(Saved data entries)
--- BEGIN ---

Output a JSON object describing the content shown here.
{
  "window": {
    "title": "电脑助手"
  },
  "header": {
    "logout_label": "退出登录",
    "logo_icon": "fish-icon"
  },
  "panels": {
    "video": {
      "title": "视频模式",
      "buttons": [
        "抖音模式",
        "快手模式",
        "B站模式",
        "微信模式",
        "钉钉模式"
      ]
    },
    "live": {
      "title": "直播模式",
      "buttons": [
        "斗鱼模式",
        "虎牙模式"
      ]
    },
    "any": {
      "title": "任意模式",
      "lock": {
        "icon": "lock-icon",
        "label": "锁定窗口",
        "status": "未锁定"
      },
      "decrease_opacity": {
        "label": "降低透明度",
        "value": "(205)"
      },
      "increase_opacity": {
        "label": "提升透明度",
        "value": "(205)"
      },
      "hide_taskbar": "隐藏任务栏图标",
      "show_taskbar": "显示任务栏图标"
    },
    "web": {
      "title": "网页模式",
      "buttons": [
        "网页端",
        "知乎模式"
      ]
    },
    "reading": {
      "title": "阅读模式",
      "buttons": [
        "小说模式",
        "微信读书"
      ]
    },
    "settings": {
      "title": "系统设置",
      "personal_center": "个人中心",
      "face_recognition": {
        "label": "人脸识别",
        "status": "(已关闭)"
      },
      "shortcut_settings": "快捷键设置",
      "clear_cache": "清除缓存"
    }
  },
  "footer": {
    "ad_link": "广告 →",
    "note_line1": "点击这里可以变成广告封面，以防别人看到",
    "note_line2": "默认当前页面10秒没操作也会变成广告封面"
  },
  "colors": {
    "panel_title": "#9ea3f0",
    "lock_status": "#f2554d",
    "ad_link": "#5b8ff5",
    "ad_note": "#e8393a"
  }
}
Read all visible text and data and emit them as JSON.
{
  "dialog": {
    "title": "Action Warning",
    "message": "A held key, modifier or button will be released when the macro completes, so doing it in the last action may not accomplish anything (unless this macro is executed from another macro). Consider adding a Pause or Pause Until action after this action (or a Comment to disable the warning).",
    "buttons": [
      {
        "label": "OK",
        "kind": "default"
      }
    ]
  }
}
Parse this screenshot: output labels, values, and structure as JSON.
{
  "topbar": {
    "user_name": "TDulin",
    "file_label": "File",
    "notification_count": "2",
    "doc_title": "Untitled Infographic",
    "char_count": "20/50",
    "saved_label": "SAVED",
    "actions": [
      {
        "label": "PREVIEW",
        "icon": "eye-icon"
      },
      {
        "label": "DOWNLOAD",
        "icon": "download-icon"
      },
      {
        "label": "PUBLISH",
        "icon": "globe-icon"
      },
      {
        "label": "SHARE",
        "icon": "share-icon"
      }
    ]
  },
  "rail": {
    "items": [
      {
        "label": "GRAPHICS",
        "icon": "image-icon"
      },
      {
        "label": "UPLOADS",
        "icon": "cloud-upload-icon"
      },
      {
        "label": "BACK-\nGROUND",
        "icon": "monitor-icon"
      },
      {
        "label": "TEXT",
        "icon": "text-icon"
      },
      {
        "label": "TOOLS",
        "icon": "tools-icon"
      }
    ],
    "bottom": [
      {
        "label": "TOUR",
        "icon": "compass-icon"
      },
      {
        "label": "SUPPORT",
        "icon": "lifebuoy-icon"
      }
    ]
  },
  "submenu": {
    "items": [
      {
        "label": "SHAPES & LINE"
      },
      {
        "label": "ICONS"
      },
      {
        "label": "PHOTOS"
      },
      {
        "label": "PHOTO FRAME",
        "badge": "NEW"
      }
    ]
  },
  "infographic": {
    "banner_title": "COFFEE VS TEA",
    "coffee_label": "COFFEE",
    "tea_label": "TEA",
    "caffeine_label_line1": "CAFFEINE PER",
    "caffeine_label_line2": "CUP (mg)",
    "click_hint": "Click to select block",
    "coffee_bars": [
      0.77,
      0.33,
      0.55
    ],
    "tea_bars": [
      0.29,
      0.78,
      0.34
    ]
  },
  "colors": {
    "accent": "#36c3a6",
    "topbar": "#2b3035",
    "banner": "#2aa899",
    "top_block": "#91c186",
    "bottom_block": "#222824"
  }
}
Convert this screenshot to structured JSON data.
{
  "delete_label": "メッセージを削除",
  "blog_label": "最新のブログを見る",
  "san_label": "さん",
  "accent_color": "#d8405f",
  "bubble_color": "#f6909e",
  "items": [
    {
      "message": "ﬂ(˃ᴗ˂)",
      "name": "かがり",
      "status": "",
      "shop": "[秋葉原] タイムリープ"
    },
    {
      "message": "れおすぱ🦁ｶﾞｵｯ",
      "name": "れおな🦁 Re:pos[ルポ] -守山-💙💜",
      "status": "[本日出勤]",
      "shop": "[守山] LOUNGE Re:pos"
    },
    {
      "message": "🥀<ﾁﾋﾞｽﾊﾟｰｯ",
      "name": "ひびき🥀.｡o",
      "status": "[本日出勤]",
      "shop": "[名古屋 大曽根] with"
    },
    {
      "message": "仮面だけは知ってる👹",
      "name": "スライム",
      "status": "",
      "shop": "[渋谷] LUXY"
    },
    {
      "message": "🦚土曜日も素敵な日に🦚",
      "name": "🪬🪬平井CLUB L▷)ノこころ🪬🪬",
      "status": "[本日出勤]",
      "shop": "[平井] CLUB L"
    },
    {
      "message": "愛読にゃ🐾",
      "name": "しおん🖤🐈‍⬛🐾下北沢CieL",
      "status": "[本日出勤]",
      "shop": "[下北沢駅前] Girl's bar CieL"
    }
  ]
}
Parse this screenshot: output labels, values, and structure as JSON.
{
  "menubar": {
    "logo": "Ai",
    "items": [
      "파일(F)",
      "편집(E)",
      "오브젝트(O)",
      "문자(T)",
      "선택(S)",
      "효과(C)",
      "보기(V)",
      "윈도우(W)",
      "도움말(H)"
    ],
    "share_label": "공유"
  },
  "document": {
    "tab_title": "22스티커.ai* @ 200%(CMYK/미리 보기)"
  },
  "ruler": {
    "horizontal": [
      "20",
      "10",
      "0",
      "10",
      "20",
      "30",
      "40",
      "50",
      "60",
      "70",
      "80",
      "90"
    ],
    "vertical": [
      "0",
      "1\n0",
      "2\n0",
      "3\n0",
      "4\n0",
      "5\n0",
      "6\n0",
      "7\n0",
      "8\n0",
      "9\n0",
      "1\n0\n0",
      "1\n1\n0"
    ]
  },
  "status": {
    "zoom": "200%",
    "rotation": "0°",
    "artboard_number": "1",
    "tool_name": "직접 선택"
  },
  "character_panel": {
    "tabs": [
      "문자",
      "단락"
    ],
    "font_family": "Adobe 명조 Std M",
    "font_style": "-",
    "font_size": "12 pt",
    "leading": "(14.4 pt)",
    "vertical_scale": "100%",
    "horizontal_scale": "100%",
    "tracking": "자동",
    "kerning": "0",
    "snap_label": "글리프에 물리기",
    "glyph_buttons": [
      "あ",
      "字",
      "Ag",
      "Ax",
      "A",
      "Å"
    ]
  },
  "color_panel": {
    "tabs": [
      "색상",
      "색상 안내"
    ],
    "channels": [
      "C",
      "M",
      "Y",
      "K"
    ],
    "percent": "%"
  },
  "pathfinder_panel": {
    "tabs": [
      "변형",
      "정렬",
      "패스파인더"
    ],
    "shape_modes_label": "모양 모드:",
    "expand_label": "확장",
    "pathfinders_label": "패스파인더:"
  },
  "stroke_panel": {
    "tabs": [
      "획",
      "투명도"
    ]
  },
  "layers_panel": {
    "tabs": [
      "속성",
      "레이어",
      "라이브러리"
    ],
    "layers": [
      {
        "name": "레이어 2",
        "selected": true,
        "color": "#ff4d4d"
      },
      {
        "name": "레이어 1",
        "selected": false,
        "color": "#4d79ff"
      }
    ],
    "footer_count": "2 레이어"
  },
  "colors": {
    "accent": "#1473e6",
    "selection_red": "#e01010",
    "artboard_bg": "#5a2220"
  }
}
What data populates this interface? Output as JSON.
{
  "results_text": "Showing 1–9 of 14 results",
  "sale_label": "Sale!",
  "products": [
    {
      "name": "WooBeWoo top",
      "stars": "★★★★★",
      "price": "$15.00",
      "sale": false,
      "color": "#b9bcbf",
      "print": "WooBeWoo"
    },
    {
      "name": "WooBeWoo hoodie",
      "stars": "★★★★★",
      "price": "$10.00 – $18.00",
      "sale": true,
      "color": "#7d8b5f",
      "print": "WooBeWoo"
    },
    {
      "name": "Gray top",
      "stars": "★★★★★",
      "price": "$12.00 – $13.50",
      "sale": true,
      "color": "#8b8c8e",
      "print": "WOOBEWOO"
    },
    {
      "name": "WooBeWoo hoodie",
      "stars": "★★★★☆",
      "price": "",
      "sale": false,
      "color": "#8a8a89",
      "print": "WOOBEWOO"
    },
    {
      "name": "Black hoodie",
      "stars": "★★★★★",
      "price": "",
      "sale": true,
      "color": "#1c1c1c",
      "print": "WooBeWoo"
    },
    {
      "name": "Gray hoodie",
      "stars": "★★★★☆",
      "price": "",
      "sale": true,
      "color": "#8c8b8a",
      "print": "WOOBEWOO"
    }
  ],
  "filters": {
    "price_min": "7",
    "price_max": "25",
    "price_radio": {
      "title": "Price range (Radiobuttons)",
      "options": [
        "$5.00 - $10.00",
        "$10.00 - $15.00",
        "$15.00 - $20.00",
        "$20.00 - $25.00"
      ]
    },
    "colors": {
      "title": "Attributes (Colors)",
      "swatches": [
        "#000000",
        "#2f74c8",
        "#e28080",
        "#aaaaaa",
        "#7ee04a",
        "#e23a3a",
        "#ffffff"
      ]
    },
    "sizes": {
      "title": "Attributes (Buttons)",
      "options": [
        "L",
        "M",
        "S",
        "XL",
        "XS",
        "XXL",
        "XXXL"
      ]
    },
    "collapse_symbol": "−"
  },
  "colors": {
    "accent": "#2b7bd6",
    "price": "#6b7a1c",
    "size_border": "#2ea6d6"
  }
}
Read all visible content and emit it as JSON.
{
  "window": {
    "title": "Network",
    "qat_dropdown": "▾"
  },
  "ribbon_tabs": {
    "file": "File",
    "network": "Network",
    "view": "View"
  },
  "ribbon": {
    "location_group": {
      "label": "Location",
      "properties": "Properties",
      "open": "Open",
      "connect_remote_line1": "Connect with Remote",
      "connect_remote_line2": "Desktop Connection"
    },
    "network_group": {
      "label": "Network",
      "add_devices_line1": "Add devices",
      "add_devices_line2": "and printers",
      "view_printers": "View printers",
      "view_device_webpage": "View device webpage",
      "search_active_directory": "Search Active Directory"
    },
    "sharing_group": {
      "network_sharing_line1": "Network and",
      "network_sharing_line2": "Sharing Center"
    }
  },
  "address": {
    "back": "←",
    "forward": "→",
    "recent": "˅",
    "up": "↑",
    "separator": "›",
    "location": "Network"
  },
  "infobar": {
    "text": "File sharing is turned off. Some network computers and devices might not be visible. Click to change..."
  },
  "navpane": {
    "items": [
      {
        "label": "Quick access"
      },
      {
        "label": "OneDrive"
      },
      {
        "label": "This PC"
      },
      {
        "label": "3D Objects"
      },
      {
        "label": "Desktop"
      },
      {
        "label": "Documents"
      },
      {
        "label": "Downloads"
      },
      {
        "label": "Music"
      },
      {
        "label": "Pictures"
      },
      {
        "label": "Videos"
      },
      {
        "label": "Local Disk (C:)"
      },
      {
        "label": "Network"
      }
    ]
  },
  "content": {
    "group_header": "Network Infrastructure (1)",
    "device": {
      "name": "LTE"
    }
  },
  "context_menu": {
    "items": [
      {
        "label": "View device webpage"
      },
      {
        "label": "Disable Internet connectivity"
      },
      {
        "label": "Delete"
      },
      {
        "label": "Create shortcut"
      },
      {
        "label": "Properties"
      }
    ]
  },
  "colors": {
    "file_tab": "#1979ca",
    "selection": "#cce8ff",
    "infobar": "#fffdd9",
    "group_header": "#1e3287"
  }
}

--- END ---

Short problem:
Count the lines of the listing above that include the word "hoodie" and state the total with nothing else.

Expected answer:
4